» **DATA SHOWN**:
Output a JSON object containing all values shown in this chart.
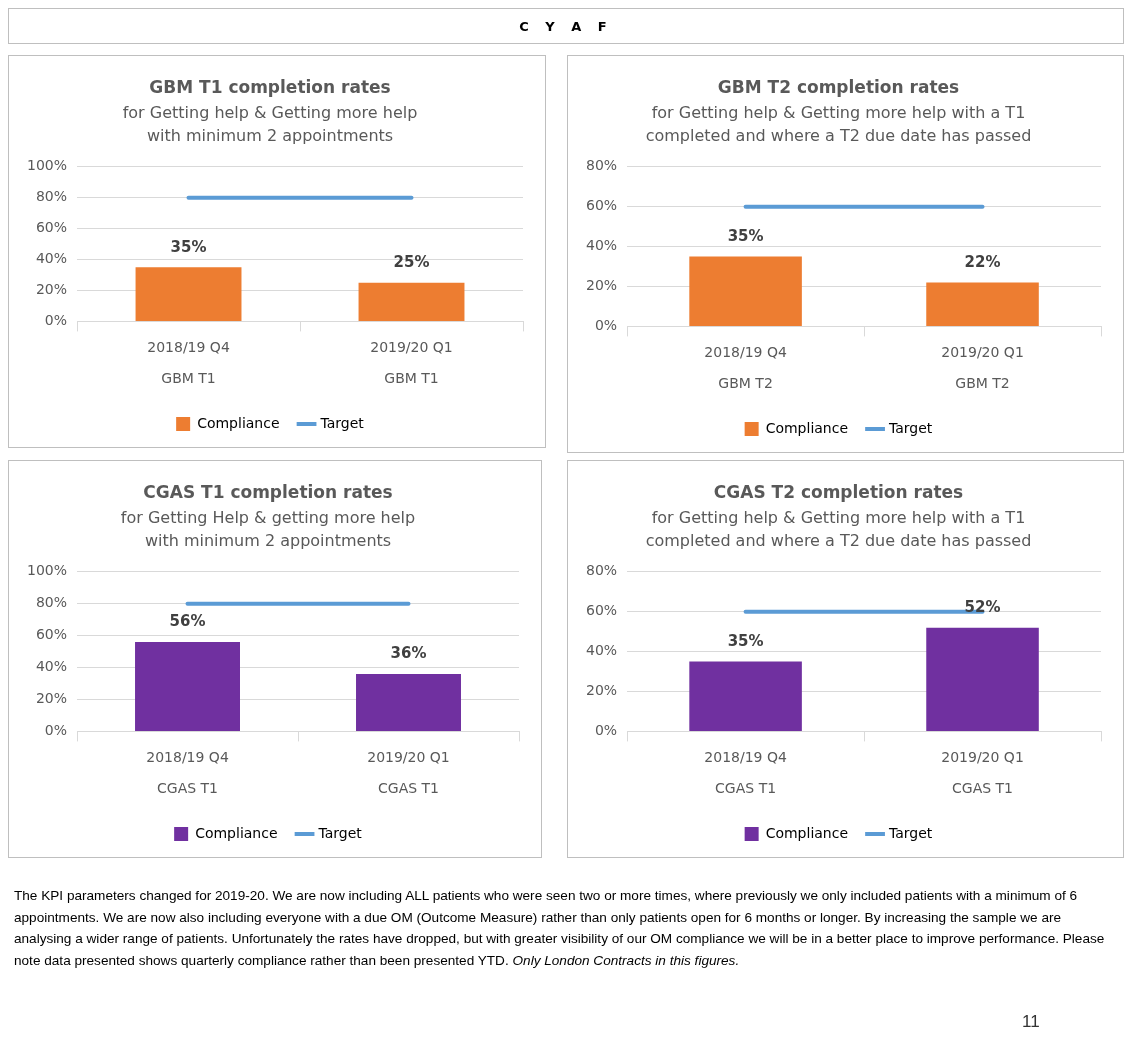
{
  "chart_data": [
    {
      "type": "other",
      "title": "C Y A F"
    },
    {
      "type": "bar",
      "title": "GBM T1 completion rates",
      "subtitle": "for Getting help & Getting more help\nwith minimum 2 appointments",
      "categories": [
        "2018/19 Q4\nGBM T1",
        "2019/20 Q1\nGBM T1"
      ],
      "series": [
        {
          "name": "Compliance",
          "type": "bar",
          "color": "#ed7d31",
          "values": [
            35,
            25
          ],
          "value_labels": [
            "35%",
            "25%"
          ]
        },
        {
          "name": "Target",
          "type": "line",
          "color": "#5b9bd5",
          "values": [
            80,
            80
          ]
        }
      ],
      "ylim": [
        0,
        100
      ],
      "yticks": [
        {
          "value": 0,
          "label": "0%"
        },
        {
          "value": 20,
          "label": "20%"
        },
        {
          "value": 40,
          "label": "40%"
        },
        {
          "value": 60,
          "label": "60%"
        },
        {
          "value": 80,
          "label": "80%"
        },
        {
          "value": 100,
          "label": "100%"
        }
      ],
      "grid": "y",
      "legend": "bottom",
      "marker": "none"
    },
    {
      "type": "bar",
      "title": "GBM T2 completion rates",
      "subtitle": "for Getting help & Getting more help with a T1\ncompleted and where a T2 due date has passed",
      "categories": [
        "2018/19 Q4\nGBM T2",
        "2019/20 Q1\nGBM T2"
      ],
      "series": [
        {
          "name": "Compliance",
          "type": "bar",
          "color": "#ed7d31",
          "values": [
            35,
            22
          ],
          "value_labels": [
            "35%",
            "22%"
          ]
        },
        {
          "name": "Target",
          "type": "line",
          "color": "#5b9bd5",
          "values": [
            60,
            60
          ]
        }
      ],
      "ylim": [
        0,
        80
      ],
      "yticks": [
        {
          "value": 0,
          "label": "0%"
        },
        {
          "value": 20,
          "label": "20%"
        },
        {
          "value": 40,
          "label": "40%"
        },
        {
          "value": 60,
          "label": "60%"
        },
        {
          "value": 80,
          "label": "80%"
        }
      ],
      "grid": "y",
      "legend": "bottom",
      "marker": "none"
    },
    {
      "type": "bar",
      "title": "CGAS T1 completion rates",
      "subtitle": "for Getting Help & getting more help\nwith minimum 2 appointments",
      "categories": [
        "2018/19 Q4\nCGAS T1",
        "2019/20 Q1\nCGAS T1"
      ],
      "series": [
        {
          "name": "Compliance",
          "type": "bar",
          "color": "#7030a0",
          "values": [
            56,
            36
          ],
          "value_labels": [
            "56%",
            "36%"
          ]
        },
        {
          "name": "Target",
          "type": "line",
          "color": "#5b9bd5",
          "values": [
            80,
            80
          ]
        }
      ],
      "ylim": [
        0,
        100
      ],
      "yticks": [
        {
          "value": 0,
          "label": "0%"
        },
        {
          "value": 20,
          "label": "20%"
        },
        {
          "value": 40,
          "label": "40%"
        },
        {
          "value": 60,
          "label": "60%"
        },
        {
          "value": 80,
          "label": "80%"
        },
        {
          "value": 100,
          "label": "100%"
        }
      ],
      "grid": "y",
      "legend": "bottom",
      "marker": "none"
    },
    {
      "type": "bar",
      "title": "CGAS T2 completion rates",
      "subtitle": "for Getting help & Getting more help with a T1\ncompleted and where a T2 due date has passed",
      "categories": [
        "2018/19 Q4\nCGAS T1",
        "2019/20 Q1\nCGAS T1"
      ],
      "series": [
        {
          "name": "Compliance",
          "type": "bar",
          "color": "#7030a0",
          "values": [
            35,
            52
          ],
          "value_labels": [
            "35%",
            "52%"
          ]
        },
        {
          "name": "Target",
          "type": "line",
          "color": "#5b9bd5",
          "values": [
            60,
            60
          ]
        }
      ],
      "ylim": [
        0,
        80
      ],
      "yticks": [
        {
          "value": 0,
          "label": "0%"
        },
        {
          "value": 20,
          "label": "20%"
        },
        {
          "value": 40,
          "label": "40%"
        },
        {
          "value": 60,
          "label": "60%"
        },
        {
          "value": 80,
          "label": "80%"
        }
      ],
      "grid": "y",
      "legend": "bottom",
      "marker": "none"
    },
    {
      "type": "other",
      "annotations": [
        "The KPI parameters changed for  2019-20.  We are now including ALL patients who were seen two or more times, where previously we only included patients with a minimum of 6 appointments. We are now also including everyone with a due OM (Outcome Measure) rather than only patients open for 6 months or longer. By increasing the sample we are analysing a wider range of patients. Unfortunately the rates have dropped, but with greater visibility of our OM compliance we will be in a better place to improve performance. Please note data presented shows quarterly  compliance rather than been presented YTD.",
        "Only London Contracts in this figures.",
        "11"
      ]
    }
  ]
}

» **WORK TO COMPLETE**: The answer must be every line of the entries that includes the word "nGBM".

» **TASK SOLUTION**:
        "2018/19 Q4\nGBM T1",
        "2019/20 Q1\nGBM T1"
        "2018/19 Q4\nGBM T2",
        "2019/20 Q1\nGBM T2"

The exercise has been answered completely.